■ **Data provided**
— begin —
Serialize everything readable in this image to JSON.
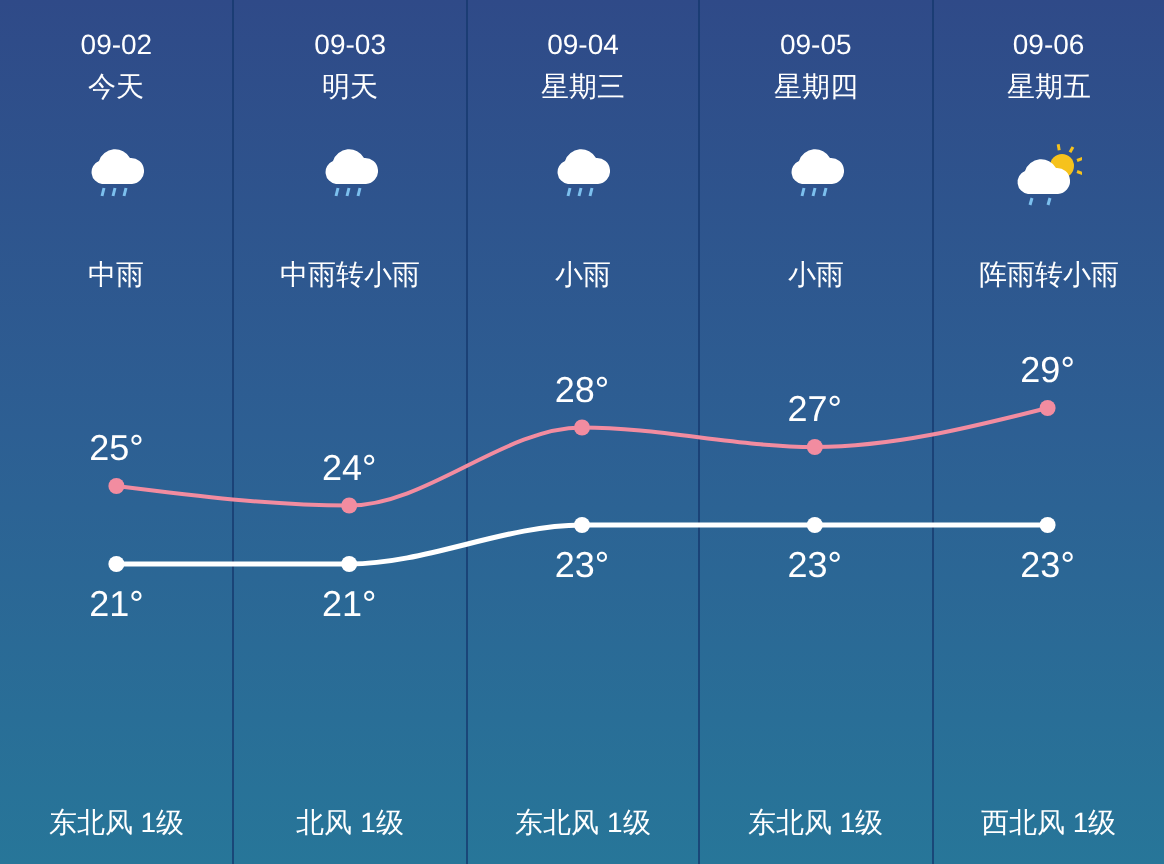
{
  "chart_data": {
    "type": "line",
    "categories": [
      "09-02",
      "09-03",
      "09-04",
      "09-05",
      "09-06"
    ],
    "series": [
      {
        "color": "#f28ca0",
        "values": [
          25,
          24,
          28,
          27,
          29
        ],
        "value_labels": [
          "25°",
          "24°",
          "28°",
          "27°",
          "29°"
        ]
      },
      {
        "color": "#ffffff",
        "values": [
          21,
          21,
          23,
          23,
          23
        ],
        "value_labels": [
          "21°",
          "21°",
          "23°",
          "23°",
          "23°"
        ]
      }
    ],
    "marker": "circle",
    "tick_labels": "x",
    "annotations": [
      "今天",
      "明天",
      "星期三",
      "星期四",
      "星期五",
      "中雨",
      "中雨转小雨",
      "小雨",
      "小雨",
      "阵雨转小雨",
      "东北风 1级",
      "北风 1级",
      "东北风 1级",
      "东北风 1级",
      "西北风 1级"
    ]
  }
}
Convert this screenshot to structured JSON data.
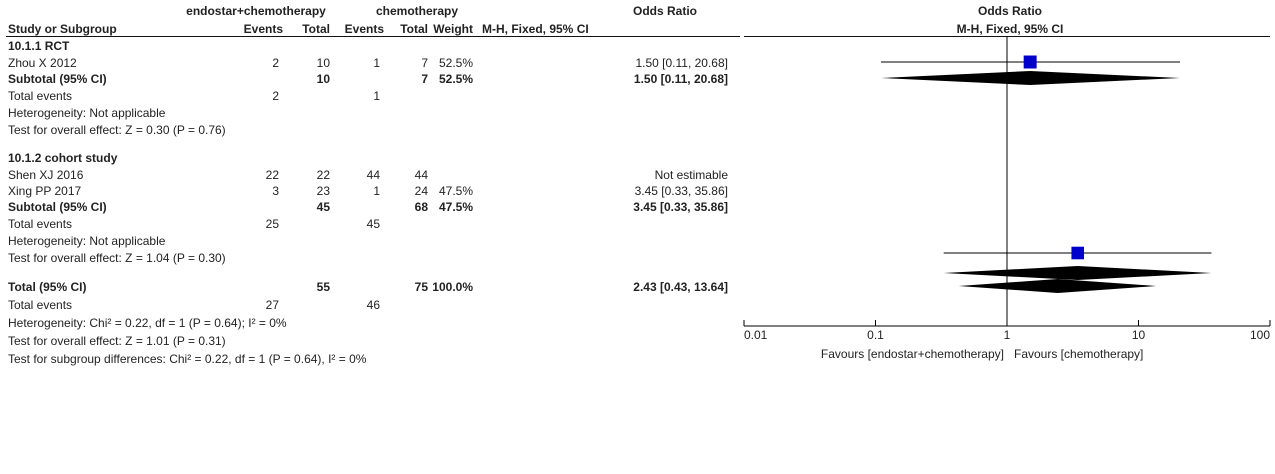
— end —
■ **Goal**
Transcribe the whole listing exactly. Pictures are excluded.

■ **Answer for this exercise**
Serialize everything readable in this image to JSON.
{
  "chart_data": {
    "type": "line",
    "categories": [
      "09-02",
      "09-03",
      "09-04",
      "09-05",
      "09-06"
    ],
    "series": [
      {
        "color": "#f28ca0",
        "values": [
          25,
          24,
          28,
          27,
          29
        ],
        "value_labels": [
          "25°",
          "24°",
          "28°",
          "27°",
          "29°"
        ]
      },
      {
        "color": "#ffffff",
        "values": [
          21,
          21,
          23,
          23,
          23
        ],
        "value_labels": [
          "21°",
          "21°",
          "23°",
          "23°",
          "23°"
        ]
      }
    ],
    "marker": "circle",
    "tick_labels": "x",
    "annotations": [
      "今天",
      "明天",
      "星期三",
      "星期四",
      "星期五",
      "中雨",
      "中雨转小雨",
      "小雨",
      "小雨",
      "阵雨转小雨",
      "东北风 1级",
      "北风 1级",
      "东北风 1级",
      "东北风 1级",
      "西北风 1级"
    ]
  }
}
Convert this screenshot to structured JSON data.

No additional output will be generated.